Stored items
────────────────

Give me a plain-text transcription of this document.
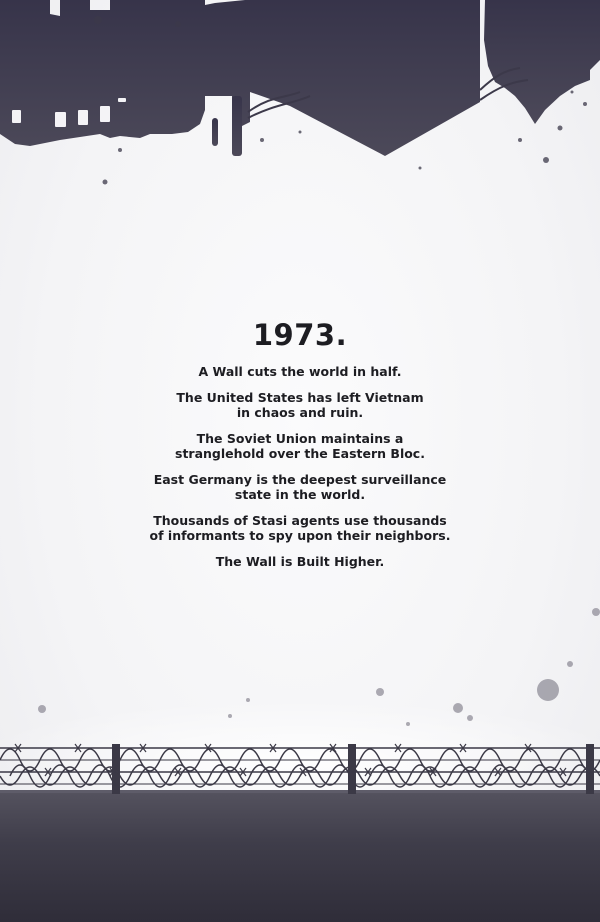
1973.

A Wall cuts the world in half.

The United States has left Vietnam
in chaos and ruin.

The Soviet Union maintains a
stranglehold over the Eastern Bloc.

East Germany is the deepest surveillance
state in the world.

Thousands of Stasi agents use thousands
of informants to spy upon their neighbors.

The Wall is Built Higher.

────────────────

▸ **INSTRUCTIONS TO FOLLOW**
Write the entries above out in full, exactly, with no images.

▸ **ANSWER FOR THE TASK**
Give me a plain-text transcription of this document.
1973.

A Wall cuts the world in half.

The United States has left Vietnam
in chaos and ruin.

The Soviet Union maintains a
stranglehold over the Eastern Bloc.

East Germany is the deepest surveillance
state in the world.

Thousands of Stasi agents use thousands
of informants to spy upon their neighbors.

The Wall is Built Higher.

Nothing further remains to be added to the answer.